What needs to be done
Determine how many lines of the data below contain "close", then give only that number.

* begin Task input *

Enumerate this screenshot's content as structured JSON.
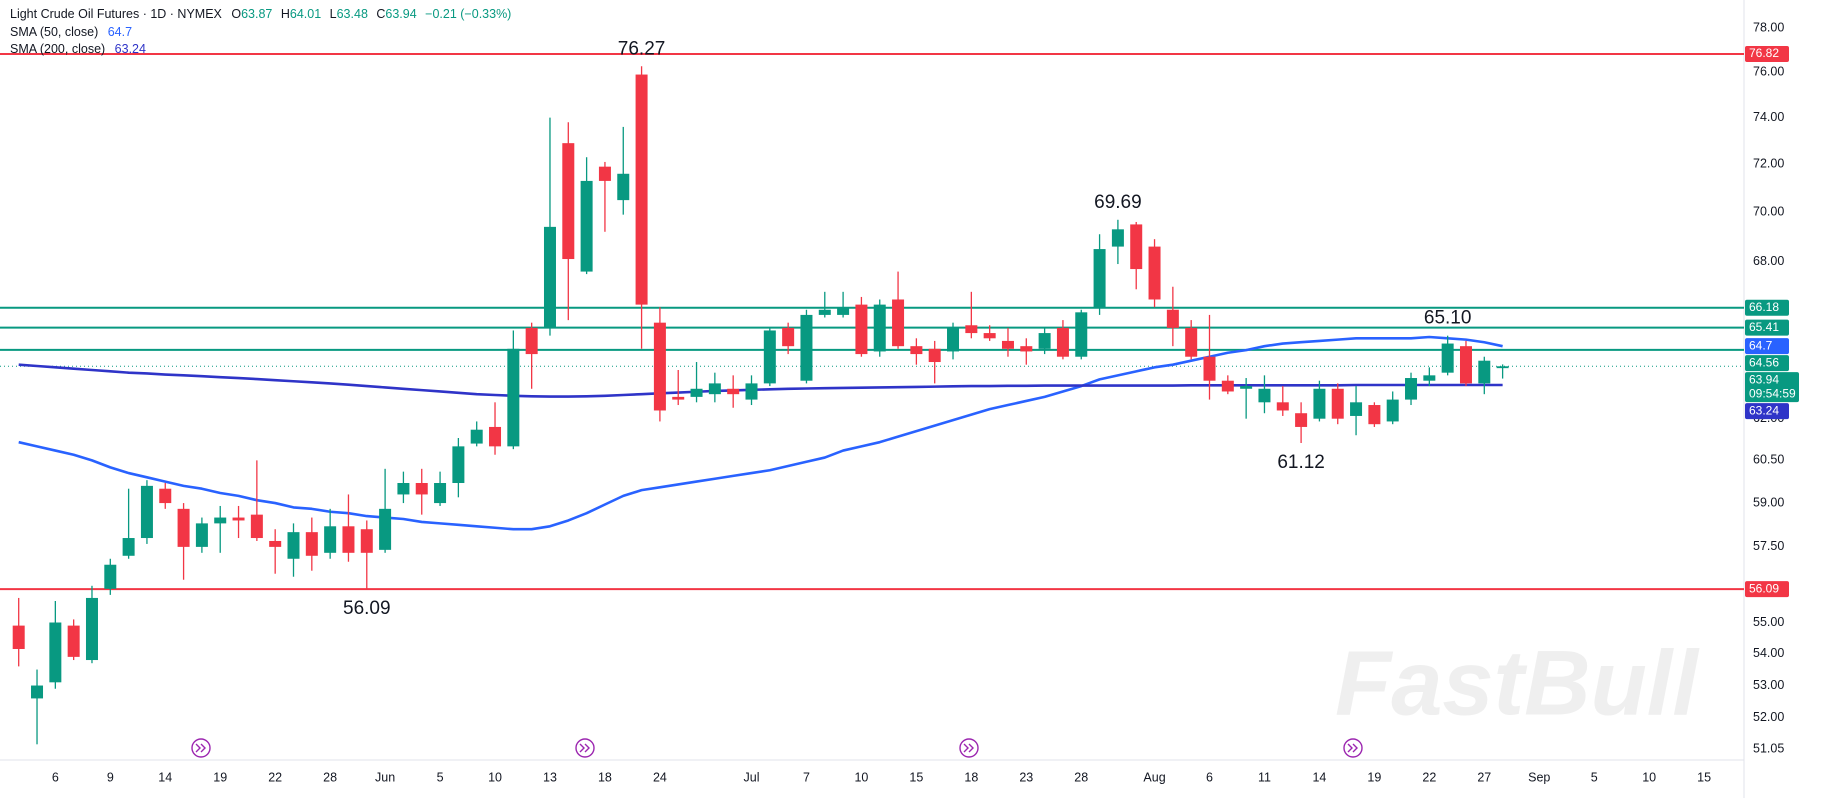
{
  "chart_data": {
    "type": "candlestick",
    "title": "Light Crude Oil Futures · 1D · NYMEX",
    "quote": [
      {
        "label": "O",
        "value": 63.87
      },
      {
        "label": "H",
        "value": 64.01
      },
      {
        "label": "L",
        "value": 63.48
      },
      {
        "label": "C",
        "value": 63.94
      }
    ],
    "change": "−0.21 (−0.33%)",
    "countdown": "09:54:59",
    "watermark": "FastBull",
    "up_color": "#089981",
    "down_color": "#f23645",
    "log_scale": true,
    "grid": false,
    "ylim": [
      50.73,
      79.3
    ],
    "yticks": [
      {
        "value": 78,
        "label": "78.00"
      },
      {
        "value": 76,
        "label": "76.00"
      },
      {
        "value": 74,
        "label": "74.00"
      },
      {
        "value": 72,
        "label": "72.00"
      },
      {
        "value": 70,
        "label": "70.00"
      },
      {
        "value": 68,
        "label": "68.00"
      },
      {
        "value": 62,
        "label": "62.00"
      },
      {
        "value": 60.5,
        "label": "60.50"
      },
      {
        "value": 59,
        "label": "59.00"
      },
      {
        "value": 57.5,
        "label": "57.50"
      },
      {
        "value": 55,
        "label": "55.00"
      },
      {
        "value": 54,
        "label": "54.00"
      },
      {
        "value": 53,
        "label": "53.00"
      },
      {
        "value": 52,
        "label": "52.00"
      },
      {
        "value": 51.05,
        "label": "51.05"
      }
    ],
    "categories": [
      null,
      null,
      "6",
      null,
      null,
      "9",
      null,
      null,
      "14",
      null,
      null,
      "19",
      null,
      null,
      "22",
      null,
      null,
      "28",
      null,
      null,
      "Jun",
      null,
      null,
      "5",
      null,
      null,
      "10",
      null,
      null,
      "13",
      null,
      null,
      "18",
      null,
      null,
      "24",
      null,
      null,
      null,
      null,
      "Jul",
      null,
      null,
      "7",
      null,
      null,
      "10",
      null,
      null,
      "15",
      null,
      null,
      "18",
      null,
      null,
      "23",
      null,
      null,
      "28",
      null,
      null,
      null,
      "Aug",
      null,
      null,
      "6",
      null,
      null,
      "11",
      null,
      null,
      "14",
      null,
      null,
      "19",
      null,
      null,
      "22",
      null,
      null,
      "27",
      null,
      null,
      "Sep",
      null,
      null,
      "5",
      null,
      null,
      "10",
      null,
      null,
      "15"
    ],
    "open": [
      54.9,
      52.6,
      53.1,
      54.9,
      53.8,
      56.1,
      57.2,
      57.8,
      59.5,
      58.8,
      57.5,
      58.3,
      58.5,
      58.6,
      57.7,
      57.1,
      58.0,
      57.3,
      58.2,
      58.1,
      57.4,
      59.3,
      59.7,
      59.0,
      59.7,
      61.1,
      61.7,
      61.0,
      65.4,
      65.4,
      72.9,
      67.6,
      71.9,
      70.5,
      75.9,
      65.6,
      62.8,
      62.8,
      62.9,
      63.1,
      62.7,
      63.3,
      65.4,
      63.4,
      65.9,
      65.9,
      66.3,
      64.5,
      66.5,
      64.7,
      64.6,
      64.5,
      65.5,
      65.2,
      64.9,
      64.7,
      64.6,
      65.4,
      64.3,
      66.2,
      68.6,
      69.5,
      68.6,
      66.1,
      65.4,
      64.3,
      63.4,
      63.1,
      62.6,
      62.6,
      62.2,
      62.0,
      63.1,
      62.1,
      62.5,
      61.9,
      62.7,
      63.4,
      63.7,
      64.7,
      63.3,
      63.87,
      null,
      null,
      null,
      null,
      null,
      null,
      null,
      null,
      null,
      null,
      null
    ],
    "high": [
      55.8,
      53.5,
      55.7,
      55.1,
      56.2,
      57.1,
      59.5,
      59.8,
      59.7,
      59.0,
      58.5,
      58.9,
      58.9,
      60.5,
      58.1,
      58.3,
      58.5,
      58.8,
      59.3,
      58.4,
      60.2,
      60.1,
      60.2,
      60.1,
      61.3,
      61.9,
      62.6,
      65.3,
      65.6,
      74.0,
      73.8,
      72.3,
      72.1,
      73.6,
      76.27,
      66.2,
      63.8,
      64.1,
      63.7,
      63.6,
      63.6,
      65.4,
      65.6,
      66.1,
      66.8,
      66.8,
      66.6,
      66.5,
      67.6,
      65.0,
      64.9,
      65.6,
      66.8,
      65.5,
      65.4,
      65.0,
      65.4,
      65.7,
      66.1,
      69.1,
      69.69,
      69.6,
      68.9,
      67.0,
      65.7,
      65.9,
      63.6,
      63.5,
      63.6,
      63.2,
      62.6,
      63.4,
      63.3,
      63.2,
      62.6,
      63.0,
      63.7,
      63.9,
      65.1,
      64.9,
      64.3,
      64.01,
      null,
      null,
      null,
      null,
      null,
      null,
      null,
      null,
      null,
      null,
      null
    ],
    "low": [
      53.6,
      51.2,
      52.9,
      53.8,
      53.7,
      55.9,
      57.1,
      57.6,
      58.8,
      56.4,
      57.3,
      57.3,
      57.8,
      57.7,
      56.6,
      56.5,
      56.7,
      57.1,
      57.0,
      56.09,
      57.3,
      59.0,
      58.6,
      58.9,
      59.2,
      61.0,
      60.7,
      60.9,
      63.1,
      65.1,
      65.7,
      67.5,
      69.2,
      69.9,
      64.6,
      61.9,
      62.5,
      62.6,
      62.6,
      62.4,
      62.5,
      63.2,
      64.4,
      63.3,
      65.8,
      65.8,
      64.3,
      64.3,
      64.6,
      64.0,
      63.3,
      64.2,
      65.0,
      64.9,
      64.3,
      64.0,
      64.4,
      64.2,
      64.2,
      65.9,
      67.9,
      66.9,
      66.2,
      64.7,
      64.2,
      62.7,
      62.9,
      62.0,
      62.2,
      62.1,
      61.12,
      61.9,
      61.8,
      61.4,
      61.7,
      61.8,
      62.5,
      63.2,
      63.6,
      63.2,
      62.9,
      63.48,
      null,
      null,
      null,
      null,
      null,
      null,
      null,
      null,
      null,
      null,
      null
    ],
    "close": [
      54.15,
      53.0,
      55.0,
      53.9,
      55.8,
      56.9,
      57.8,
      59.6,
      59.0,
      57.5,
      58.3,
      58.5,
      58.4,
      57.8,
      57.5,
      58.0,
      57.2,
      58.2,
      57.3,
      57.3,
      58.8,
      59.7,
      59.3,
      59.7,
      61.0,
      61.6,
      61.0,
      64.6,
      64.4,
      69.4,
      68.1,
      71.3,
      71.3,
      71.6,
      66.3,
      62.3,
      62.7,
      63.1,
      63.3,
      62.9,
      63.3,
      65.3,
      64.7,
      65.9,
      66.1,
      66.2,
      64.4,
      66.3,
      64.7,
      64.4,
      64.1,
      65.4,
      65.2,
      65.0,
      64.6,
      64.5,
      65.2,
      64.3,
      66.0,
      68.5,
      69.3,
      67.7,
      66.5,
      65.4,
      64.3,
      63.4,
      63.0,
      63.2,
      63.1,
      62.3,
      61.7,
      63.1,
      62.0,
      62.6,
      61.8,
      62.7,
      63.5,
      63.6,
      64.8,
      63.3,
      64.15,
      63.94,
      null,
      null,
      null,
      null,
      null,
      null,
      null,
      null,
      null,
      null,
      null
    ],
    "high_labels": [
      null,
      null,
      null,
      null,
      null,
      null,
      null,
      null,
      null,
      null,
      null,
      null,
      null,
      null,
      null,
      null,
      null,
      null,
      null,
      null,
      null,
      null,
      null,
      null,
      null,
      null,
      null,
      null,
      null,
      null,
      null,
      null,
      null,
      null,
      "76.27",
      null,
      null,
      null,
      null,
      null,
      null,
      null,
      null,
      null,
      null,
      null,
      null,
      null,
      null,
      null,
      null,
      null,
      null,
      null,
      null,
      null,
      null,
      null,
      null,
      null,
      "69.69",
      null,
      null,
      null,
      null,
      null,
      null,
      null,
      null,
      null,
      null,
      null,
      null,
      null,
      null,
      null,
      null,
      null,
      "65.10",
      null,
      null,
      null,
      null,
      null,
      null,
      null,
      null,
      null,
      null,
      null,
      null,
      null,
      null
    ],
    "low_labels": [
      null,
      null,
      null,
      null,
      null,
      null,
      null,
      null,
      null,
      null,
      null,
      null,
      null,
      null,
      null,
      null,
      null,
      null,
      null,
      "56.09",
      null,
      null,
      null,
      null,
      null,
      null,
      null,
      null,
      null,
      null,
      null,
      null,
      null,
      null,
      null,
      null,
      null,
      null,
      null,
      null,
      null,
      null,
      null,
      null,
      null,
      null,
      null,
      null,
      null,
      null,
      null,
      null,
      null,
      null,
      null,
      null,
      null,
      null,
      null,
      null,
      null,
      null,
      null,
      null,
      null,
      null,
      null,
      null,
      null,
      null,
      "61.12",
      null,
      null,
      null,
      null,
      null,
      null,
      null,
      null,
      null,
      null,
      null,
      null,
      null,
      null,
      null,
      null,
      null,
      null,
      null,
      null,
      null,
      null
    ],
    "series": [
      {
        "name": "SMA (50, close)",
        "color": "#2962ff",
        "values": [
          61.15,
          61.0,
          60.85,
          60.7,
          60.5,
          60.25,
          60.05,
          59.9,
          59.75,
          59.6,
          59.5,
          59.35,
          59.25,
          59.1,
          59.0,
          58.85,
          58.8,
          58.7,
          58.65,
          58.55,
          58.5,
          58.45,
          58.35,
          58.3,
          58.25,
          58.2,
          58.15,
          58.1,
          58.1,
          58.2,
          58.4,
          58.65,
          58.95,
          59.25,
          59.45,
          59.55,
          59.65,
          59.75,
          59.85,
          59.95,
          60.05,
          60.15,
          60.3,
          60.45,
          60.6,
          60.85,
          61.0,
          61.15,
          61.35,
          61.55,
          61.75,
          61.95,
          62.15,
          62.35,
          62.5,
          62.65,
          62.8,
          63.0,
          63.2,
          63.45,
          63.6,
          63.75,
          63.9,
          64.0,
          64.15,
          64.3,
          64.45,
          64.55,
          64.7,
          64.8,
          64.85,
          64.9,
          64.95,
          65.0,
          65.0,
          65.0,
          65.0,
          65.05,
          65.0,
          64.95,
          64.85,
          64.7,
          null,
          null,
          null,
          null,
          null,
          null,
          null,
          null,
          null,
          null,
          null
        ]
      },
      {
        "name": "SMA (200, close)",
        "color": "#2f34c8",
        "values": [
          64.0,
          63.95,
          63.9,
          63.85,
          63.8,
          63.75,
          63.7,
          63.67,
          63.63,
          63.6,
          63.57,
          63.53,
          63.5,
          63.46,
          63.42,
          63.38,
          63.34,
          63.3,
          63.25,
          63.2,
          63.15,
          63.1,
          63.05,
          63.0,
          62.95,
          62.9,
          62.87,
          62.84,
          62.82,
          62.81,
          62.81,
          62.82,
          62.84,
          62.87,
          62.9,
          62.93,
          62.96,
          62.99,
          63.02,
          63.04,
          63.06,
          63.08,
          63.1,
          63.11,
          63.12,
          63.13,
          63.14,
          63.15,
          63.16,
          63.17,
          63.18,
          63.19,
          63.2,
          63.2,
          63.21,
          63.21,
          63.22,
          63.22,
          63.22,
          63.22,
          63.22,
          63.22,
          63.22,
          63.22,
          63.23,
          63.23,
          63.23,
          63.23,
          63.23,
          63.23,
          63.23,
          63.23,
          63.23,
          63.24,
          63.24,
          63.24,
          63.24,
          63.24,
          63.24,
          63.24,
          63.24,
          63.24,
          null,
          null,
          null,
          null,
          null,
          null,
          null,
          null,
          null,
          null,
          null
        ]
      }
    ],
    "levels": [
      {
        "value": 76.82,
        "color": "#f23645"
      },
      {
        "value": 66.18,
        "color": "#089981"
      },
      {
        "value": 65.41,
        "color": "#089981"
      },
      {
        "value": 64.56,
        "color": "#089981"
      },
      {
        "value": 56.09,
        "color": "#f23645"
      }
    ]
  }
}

* end Task input *

The completed task
3